__Problem__
Please report every line from the material that contains the word "voice".

__Saved entries__
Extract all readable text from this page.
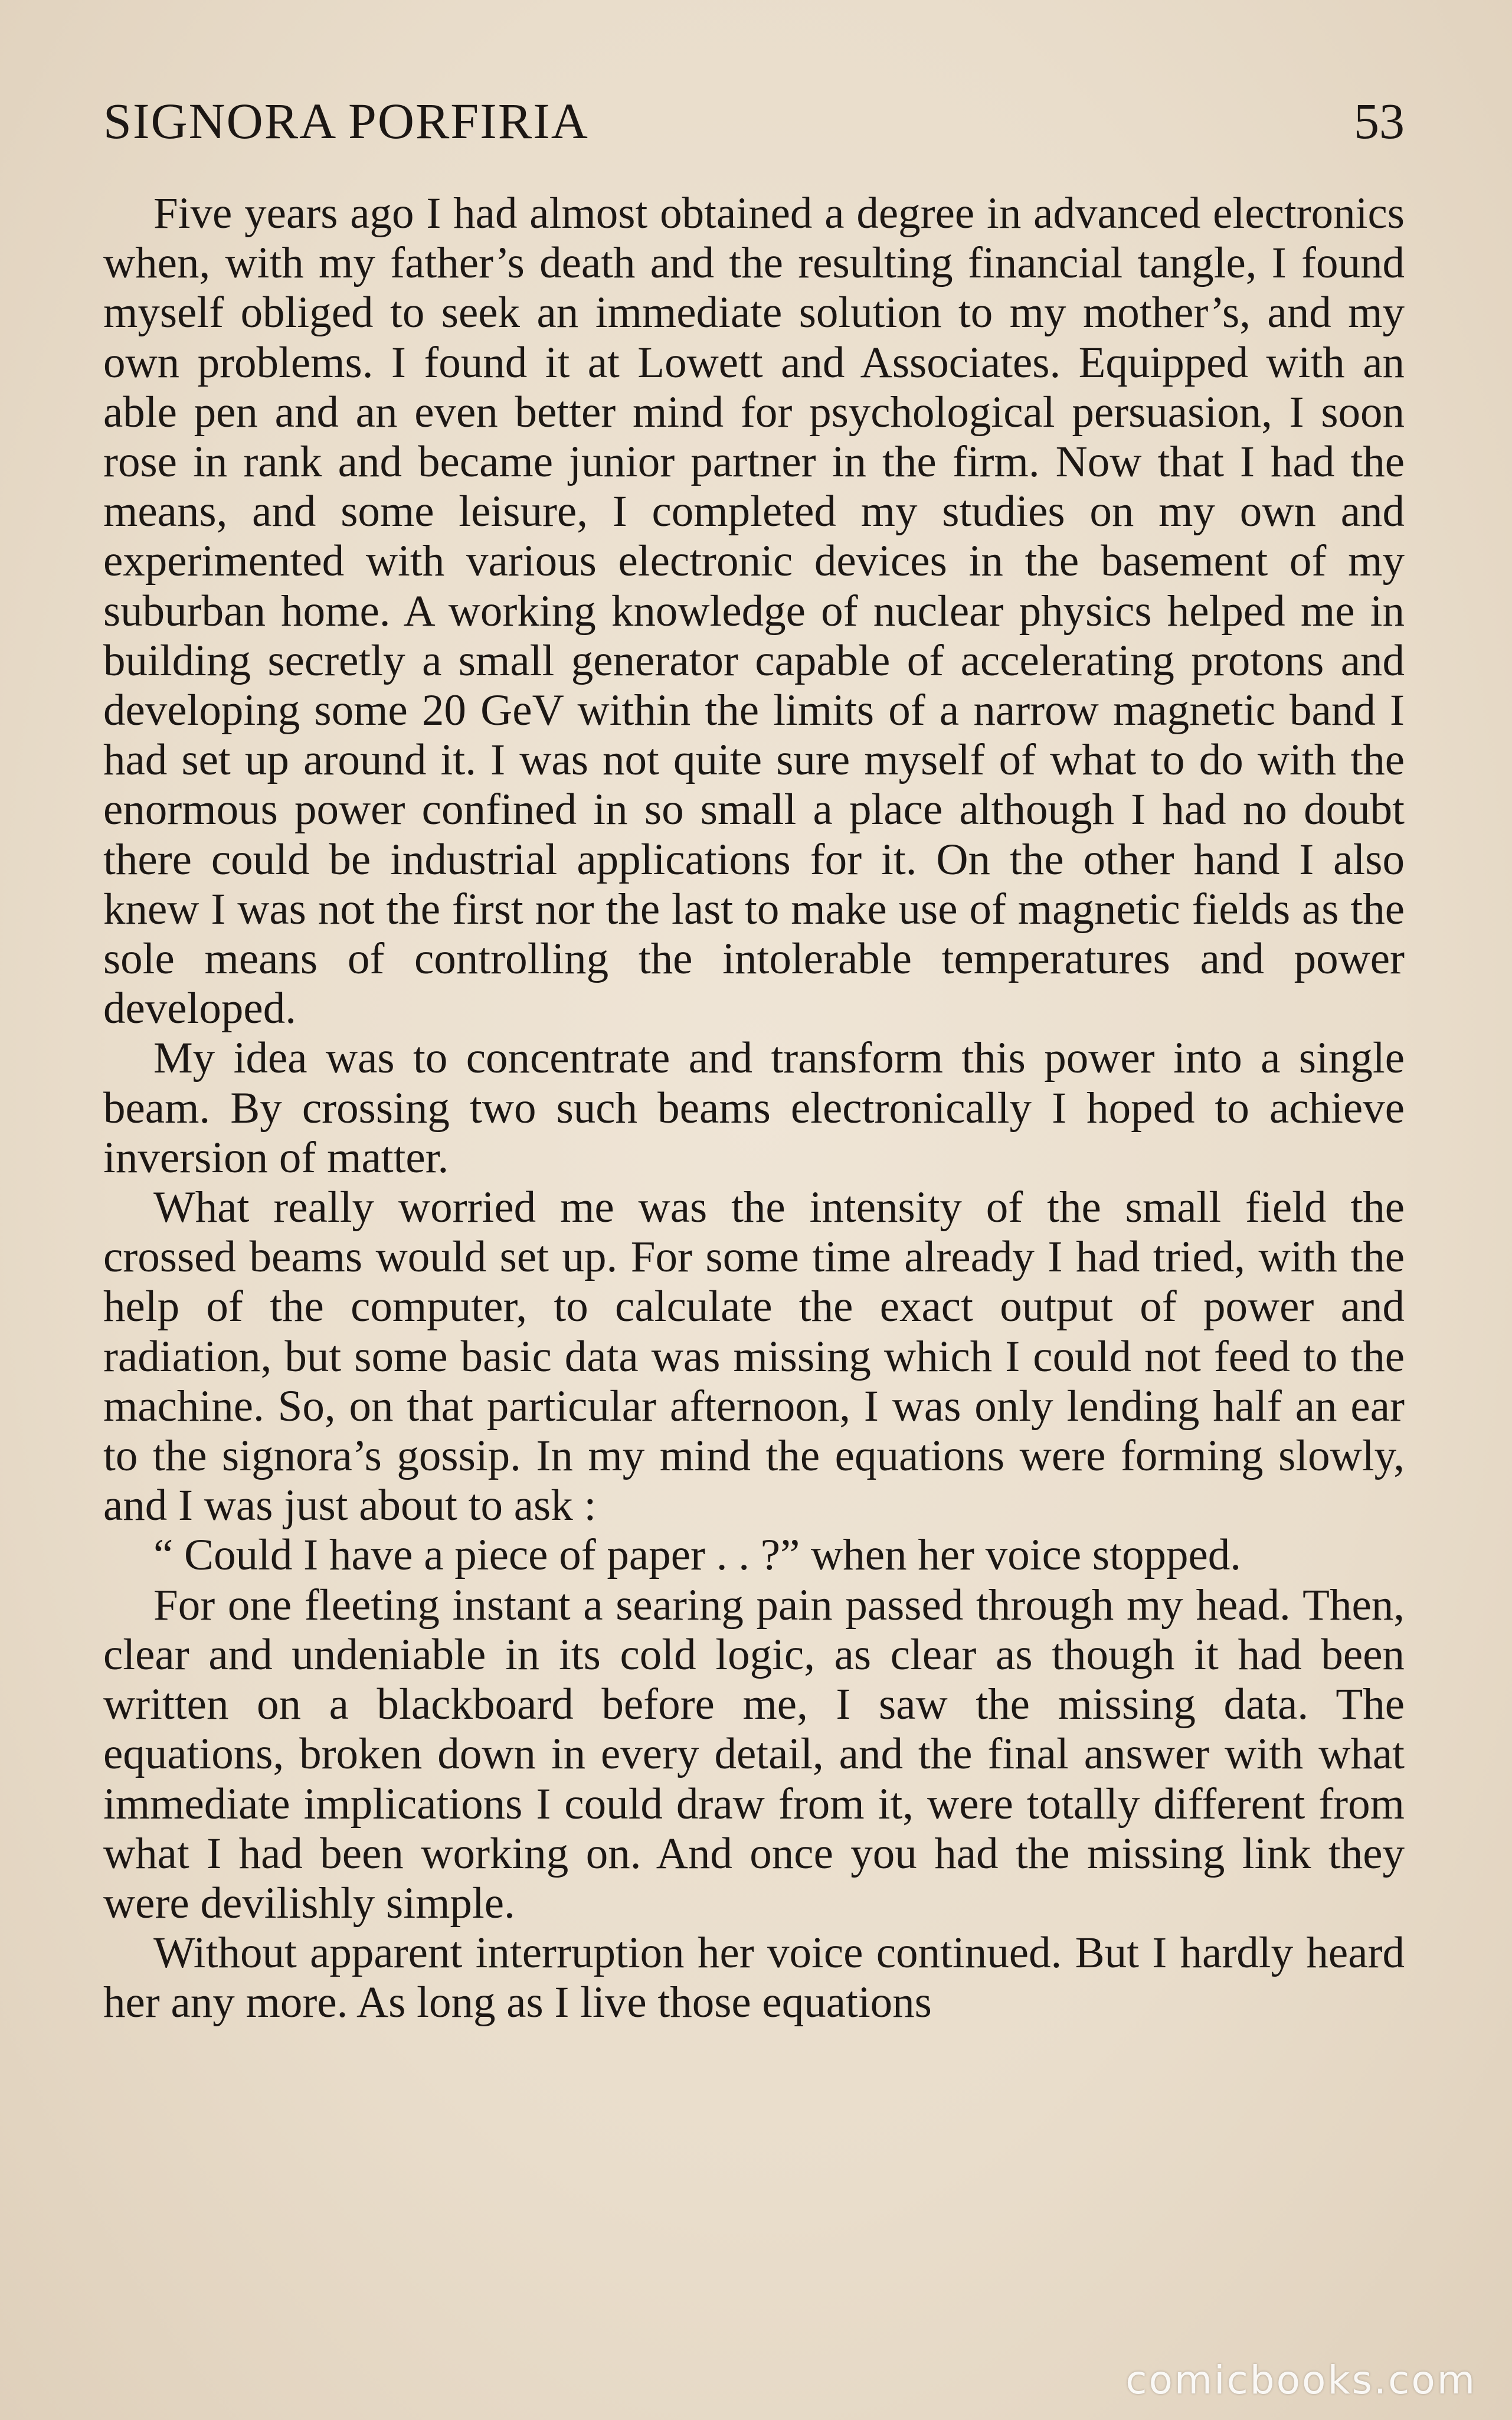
SIGNORA PORFIRIA	53

Five years ago I had almost obtained a degree in advanced electronics when, with my father’s death and the resulting financial tangle, I found myself obliged to seek an immediate solution to my mother’s, and my own problems. I found it at Lowett and Associates. Equipped with an able pen and an even better mind for psychological persuasion, I soon rose in rank and became junior partner in the firm. Now that I had the means, and some leisure, I completed my studies on my own and experimented with various electronic devices in the basement of my suburban home. A working knowledge of nuclear physics helped me in building secretly a small generator capable of accelerating protons and developing some 20 GeV within the limits of a narrow magnetic band I had set up around it. I was not quite sure myself of what to do with the enormous power confined in so small a place although I had no doubt there could be industrial applications for it. On the other hand I also knew I was not the first nor the last to make use of magnetic fields as the sole means of controlling the intolerable temperatures and power developed.

My idea was to concentrate and transform this power into a single beam. By crossing two such beams electronically I hoped to achieve inversion of matter.

What really worried me was the intensity of the small field the crossed beams would set up. For some time already I had tried, with the help of the computer, to calculate the exact output of power and radiation, but some basic data was missing which I could not feed to the machine. So, on that particular afternoon, I was only lending half an ear to the signora’s gossip. In my mind the equations were forming slowly, and I was just about to ask :

“ Could I have a piece of paper . . ?” when her voice stopped.

For one fleeting instant a searing pain passed through my head. Then, clear and undeniable in its cold logic, as clear as though it had been written on a blackboard before me, I saw the missing data. The equations, broken down in every detail, and the final answer with what immediate implications I could draw from it, were totally different from what I had been working on. And once you had the missing link they were devilishly simple.

Without apparent interruption her voice continued. But I hardly heard her any more. As long as I live those equations

comicbooks.com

__Solved exercise__
“ Could I have a piece of paper . . ?” when her voice stopped.
Without apparent interruption her voice continued. But I hardly heard her any more. As long as I live those equations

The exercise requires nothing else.